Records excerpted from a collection
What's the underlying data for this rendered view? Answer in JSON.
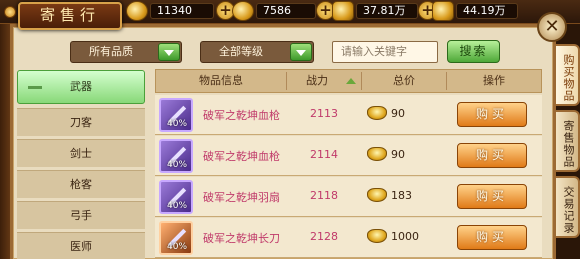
{
  "window": {
    "title": "寄售行"
  },
  "currencies": [
    {
      "icon": "gold-coin-icon",
      "value": "11340"
    },
    {
      "icon": "silver-coin-icon",
      "value": "7586"
    },
    {
      "icon": "coin-stack-icon",
      "value": "37.81万"
    },
    {
      "icon": "coin-stack-icon",
      "value": "44.19万"
    }
  ],
  "filters": {
    "quality": "所有品质",
    "level": "全部等级",
    "keyword_placeholder": "请输入关键字",
    "search_label": "搜索"
  },
  "categories": [
    {
      "label": "武器",
      "active": true
    },
    {
      "label": "刀客",
      "active": false
    },
    {
      "label": "剑士",
      "active": false
    },
    {
      "label": "枪客",
      "active": false
    },
    {
      "label": "弓手",
      "active": false
    },
    {
      "label": "医师",
      "active": false
    }
  ],
  "table": {
    "headers": {
      "item": "物品信息",
      "power": "战力",
      "price": "总价",
      "action": "操作"
    },
    "rows": [
      {
        "name": "破军之乾坤血枪",
        "power": "2113",
        "price": "90",
        "discount": "40%",
        "icon_color": "purple",
        "buy": "购买"
      },
      {
        "name": "破军之乾坤血枪",
        "power": "2114",
        "price": "90",
        "discount": "40%",
        "icon_color": "purple",
        "buy": "购买"
      },
      {
        "name": "破军之乾坤羽扇",
        "power": "2118",
        "price": "183",
        "discount": "40%",
        "icon_color": "purple",
        "buy": "购买"
      },
      {
        "name": "破军之乾坤长刀",
        "power": "2128",
        "price": "1000",
        "discount": "40%",
        "icon_color": "orange",
        "buy": "购买"
      }
    ]
  },
  "side_tabs": [
    {
      "label": "购买物品",
      "active": true
    },
    {
      "label": "寄售物品",
      "active": false
    },
    {
      "label": "交易记录",
      "active": false
    }
  ],
  "colors": {
    "accent_green": "#4ea838",
    "buy_orange": "#e07a18",
    "item_name": "#c03a6a",
    "panel_bg": "#e9dcbf"
  }
}
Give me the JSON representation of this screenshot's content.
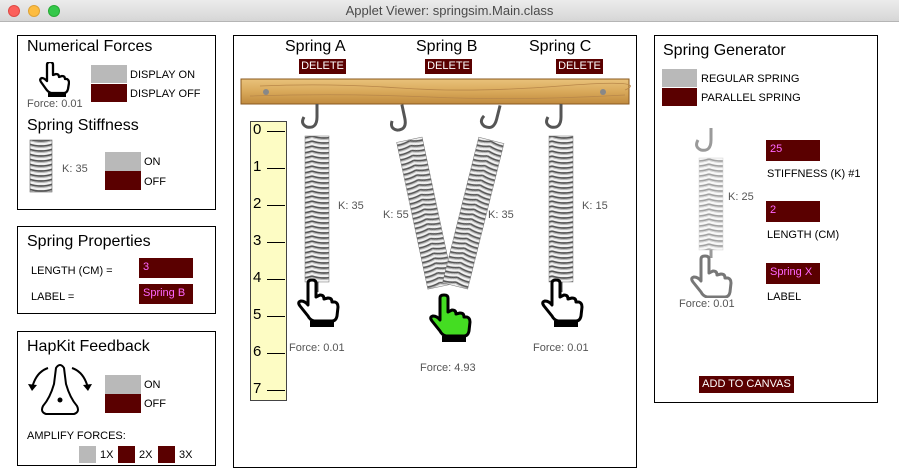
{
  "window": {
    "title": "Applet Viewer: springsim.Main.class"
  },
  "numerical_forces": {
    "title": "Numerical Forces",
    "force": "Force: 0.01",
    "display_on": "DISPLAY ON",
    "display_off": "DISPLAY OFF"
  },
  "spring_stiffness": {
    "title": "Spring Stiffness",
    "k": "K: 35",
    "on": "ON",
    "off": "OFF"
  },
  "spring_properties": {
    "title": "Spring Properties",
    "length_label": "LENGTH (CM) =",
    "length_value": "3",
    "label_label": "LABEL =",
    "label_value": "Spring B"
  },
  "hapkit": {
    "title": "HapKit Feedback",
    "on": "ON",
    "off": "OFF",
    "amplify": "AMPLIFY FORCES:",
    "x1": "1X",
    "x2": "2X",
    "x3": "3X"
  },
  "canvas": {
    "delete_label": "DELETE",
    "springs": [
      {
        "name": "Spring A",
        "k": "K: 35",
        "force": "Force: 0.01"
      },
      {
        "name": "Spring B",
        "k_left": "K: 55",
        "k_right": "K: 35",
        "force": "Force: 4.93"
      },
      {
        "name": "Spring C",
        "k": "K: 15",
        "force": "Force: 0.01"
      }
    ],
    "ruler": [
      "0",
      "1",
      "2",
      "3",
      "4",
      "5",
      "6",
      "7"
    ]
  },
  "generator": {
    "title": "Spring Generator",
    "regular": "REGULAR SPRING",
    "parallel": "PARALLEL SPRING",
    "k": "K: 25",
    "force": "Force: 0.01",
    "stiffness_value": "25",
    "stiffness_label": "STIFFNESS (K) #1",
    "length_value": "2",
    "length_label": "LENGTH (CM)",
    "label_value": "Spring X",
    "label_label": "LABEL",
    "add": "ADD TO CANVAS"
  },
  "colors": {
    "dark": "#5a0000",
    "gray": "#b9b9b9",
    "ruler": "#fdfcc4",
    "active_hand": "#44dd22",
    "field_text": "#ff66ff"
  }
}
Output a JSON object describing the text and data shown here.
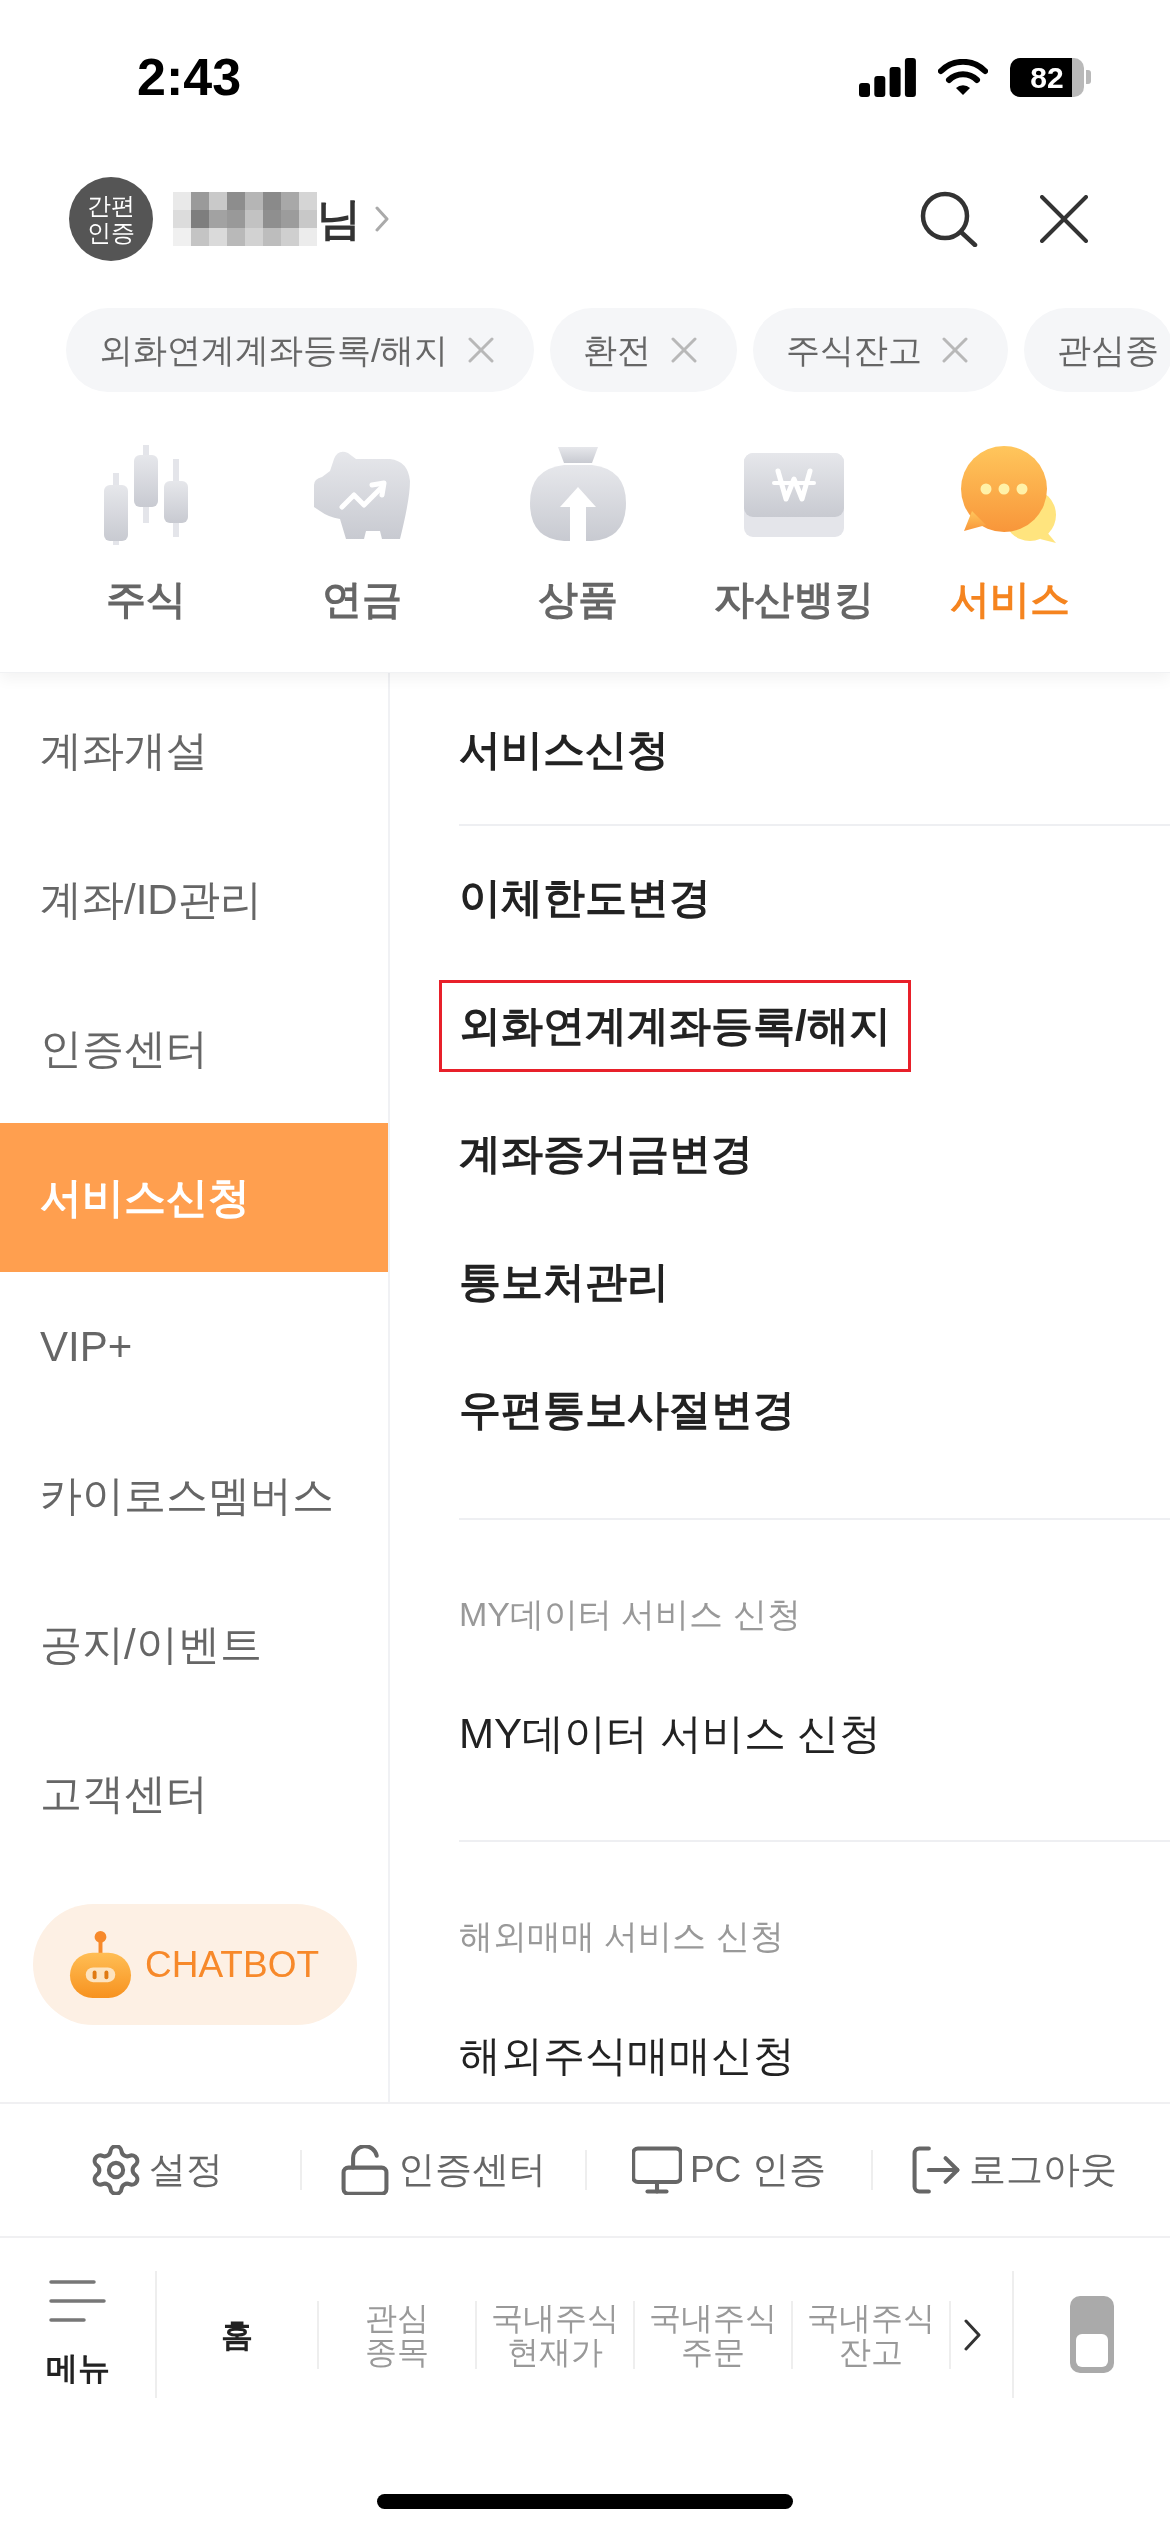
{
  "status_bar": {
    "time": "2:43",
    "battery": "82"
  },
  "header": {
    "badge": "간편 인증",
    "name_suffix": "님"
  },
  "chips": [
    {
      "label": "외화연계계좌등록/해지",
      "closable": true
    },
    {
      "label": "환전",
      "closable": true
    },
    {
      "label": "주식잔고",
      "closable": true
    },
    {
      "label": "관심종",
      "closable": false
    }
  ],
  "categories": [
    {
      "label": "주식",
      "kind": "candles",
      "selected": false
    },
    {
      "label": "연금",
      "kind": "piggy",
      "selected": false
    },
    {
      "label": "상품",
      "kind": "bag",
      "selected": false
    },
    {
      "label": "자산뱅킹",
      "kind": "card",
      "selected": false
    },
    {
      "label": "서비스",
      "kind": "chat",
      "selected": true
    }
  ],
  "sidebar": {
    "items": [
      {
        "label": "계좌개설",
        "selected": false
      },
      {
        "label": "계좌/ID관리",
        "selected": false
      },
      {
        "label": "인증센터",
        "selected": false
      },
      {
        "label": "서비스신청",
        "selected": true
      },
      {
        "label": "VIP+",
        "selected": false
      },
      {
        "label": "카이로스멤버스",
        "selected": false
      },
      {
        "label": "공지/이벤트",
        "selected": false
      },
      {
        "label": "고객센터",
        "selected": false
      }
    ],
    "chatbot": "CHATBOT"
  },
  "menu": {
    "groups": [
      {
        "kind": "primary",
        "title": "서비스신청",
        "items": [
          {
            "label": "이체한도변경",
            "outlined": false
          },
          {
            "label": "외화연계계좌등록/해지",
            "outlined": true
          },
          {
            "label": "계좌증거금변경",
            "outlined": false
          },
          {
            "label": "통보처관리",
            "outlined": false
          },
          {
            "label": "우편통보사절변경",
            "outlined": false
          }
        ]
      },
      {
        "kind": "secondary",
        "title": "MY데이터 서비스 신청",
        "items": [
          {
            "label": "MY데이터 서비스 신청",
            "outlined": false
          }
        ]
      },
      {
        "kind": "secondary",
        "title": "해외매매 서비스 신청",
        "items": [
          {
            "label": "해외주식매매신청",
            "outlined": false
          }
        ]
      }
    ]
  },
  "footer_links": [
    {
      "label": "설정",
      "kind": "settings"
    },
    {
      "label": "인증센터",
      "kind": "lock"
    },
    {
      "label": "PC 인증",
      "kind": "monitor"
    },
    {
      "label": "로그아웃",
      "kind": "logout"
    }
  ],
  "tab_bar": {
    "menu_label": "메뉴",
    "tabs": [
      {
        "label": "홈",
        "selected": true
      },
      {
        "label": "관심 종목",
        "selected": false
      },
      {
        "label": "국내주식 현재가",
        "selected": false
      },
      {
        "label": "국내주식 주문",
        "selected": false
      },
      {
        "label": "국내주식 잔고",
        "selected": false
      }
    ]
  }
}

#### Set task
Leave out the pictures and return every record word for word.

#### Complete output
What's the underlying data for this rendered view? Answer in JSON.
{
  "window": {
    "title": "寄售行"
  },
  "currencies": [
    {
      "icon": "gold-coin-icon",
      "value": "11340"
    },
    {
      "icon": "silver-coin-icon",
      "value": "7586"
    },
    {
      "icon": "coin-stack-icon",
      "value": "37.81万"
    },
    {
      "icon": "coin-stack-icon",
      "value": "44.19万"
    }
  ],
  "filters": {
    "quality": "所有品质",
    "level": "全部等级",
    "keyword_placeholder": "请输入关键字",
    "search_label": "搜索"
  },
  "categories": [
    {
      "label": "武器",
      "active": true
    },
    {
      "label": "刀客",
      "active": false
    },
    {
      "label": "剑士",
      "active": false
    },
    {
      "label": "枪客",
      "active": false
    },
    {
      "label": "弓手",
      "active": false
    },
    {
      "label": "医师",
      "active": false
    }
  ],
  "table": {
    "headers": {
      "item": "物品信息",
      "power": "战力",
      "price": "总价",
      "action": "操作"
    },
    "rows": [
      {
        "name": "破军之乾坤血枪",
        "power": "2113",
        "price": "90",
        "discount": "40%",
        "icon_color": "purple",
        "buy": "购买"
      },
      {
        "name": "破军之乾坤血枪",
        "power": "2114",
        "price": "90",
        "discount": "40%",
        "icon_color": "purple",
        "buy": "购买"
      },
      {
        "name": "破军之乾坤羽扇",
        "power": "2118",
        "price": "183",
        "discount": "40%",
        "icon_color": "purple",
        "buy": "购买"
      },
      {
        "name": "破军之乾坤长刀",
        "power": "2128",
        "price": "1000",
        "discount": "40%",
        "icon_color": "orange",
        "buy": "购买"
      }
    ]
  },
  "side_tabs": [
    {
      "label": "购买物品",
      "active": true
    },
    {
      "label": "寄售物品",
      "active": false
    },
    {
      "label": "交易记录",
      "active": false
    }
  ],
  "colors": {
    "accent_green": "#4ea838",
    "buy_orange": "#e07a18",
    "item_name": "#c03a6a",
    "panel_bg": "#e9dcbf"
  }
}
Give me the JSON representation of this screenshot's content.
{
  "window": {
    "title": "Applet Viewer: springsim.Main.class"
  },
  "numerical_forces": {
    "title": "Numerical Forces",
    "force": "Force: 0.01",
    "display_on": "DISPLAY ON",
    "display_off": "DISPLAY OFF"
  },
  "spring_stiffness": {
    "title": "Spring Stiffness",
    "k": "K: 35",
    "on": "ON",
    "off": "OFF"
  },
  "spring_properties": {
    "title": "Spring Properties",
    "length_label": "LENGTH (CM) =",
    "length_value": "3",
    "label_label": "LABEL =",
    "label_value": "Spring B"
  },
  "hapkit": {
    "title": "HapKit Feedback",
    "on": "ON",
    "off": "OFF",
    "amplify": "AMPLIFY FORCES:",
    "x1": "1X",
    "x2": "2X",
    "x3": "3X"
  },
  "canvas": {
    "delete_label": "DELETE",
    "springs": [
      {
        "name": "Spring A",
        "k": "K: 35",
        "force": "Force: 0.01"
      },
      {
        "name": "Spring B",
        "k_left": "K: 55",
        "k_right": "K: 35",
        "force": "Force: 4.93"
      },
      {
        "name": "Spring C",
        "k": "K: 15",
        "force": "Force: 0.01"
      }
    ],
    "ruler": [
      "0",
      "1",
      "2",
      "3",
      "4",
      "5",
      "6",
      "7"
    ]
  },
  "generator": {
    "title": "Spring Generator",
    "regular": "REGULAR SPRING",
    "parallel": "PARALLEL SPRING",
    "k": "K: 25",
    "force": "Force: 0.01",
    "stiffness_value": "25",
    "stiffness_label": "STIFFNESS (K) #1",
    "length_value": "2",
    "length_label": "LENGTH (CM)",
    "label_value": "Spring X",
    "label_label": "LABEL",
    "add": "ADD TO CANVAS"
  },
  "colors": {
    "dark": "#5a0000",
    "gray": "#b9b9b9",
    "ruler": "#fdfcc4",
    "active_hand": "#44dd22",
    "field_text": "#ff66ff"
  }
}
Output a JSON object describing the text and data shown here.
{
  "status_bar": {
    "time": "2:43",
    "battery": "82"
  },
  "header": {
    "badge": "간편 인증",
    "name_suffix": "님"
  },
  "chips": [
    {
      "label": "외화연계계좌등록/해지",
      "closable": true
    },
    {
      "label": "환전",
      "closable": true
    },
    {
      "label": "주식잔고",
      "closable": true
    },
    {
      "label": "관심종",
      "closable": false
    }
  ],
  "categories": [
    {
      "label": "주식",
      "kind": "candles",
      "selected": false
    },
    {
      "label": "연금",
      "kind": "piggy",
      "selected": false
    },
    {
      "label": "상품",
      "kind": "bag",
      "selected": false
    },
    {
      "label": "자산뱅킹",
      "kind": "card",
      "selected": false
    },
    {
      "label": "서비스",
      "kind": "chat",
      "selected": true
    }
  ],
  "sidebar": {
    "items": [
      {
        "label": "계좌개설",
        "selected": false
      },
      {
        "label": "계좌/ID관리",
        "selected": false
      },
      {
        "label": "인증센터",
        "selected": false
      },
      {
        "label": "서비스신청",
        "selected": true
      },
      {
        "label": "VIP+",
        "selected": false
      },
      {
        "label": "카이로스멤버스",
        "selected": false
      },
      {
        "label": "공지/이벤트",
        "selected": false
      },
      {
        "label": "고객센터",
        "selected": false
      }
    ],
    "chatbot": "CHATBOT"
  },
  "menu": {
    "groups": [
      {
        "kind": "primary",
        "title": "서비스신청",
        "items": [
          {
            "label": "이체한도변경",
            "outlined": false
          },
          {
            "label": "외화연계계좌등록/해지",
            "outlined": true
          },
          {
            "label": "계좌증거금변경",
            "outlined": false
          },
          {
            "label": "통보처관리",
            "outlined": false
          },
          {
            "label": "우편통보사절변경",
            "outlined": false
          }
        ]
      },
      {
        "kind": "secondary",
        "title": "MY데이터 서비스 신청",
        "items": [
          {
            "label": "MY데이터 서비스 신청",
            "outlined": false
          }
        ]
      },
      {
        "kind": "secondary",
        "title": "해외매매 서비스 신청",
        "items": [
          {
            "label": "해외주식매매신청",
            "outlined": false
          }
        ]
      }
    ]
  },
  "footer_links": [
    {
      "label": "설정",
      "kind": "settings"
    },
    {
      "label": "인증센터",
      "kind": "lock"
    },
    {
      "label": "PC 인증",
      "kind": "monitor"
    },
    {
      "label": "로그아웃",
      "kind": "logout"
    }
  ],
  "tab_bar": {
    "menu_label": "메뉴",
    "tabs": [
      {
        "label": "홈",
        "selected": true
      },
      {
        "label": "관심 종목",
        "selected": false
      },
      {
        "label": "국내주식 현재가",
        "selected": false
      },
      {
        "label": "국내주식 주문",
        "selected": false
      },
      {
        "label": "국내주식 잔고",
        "selected": false
      }
    ]
  }
}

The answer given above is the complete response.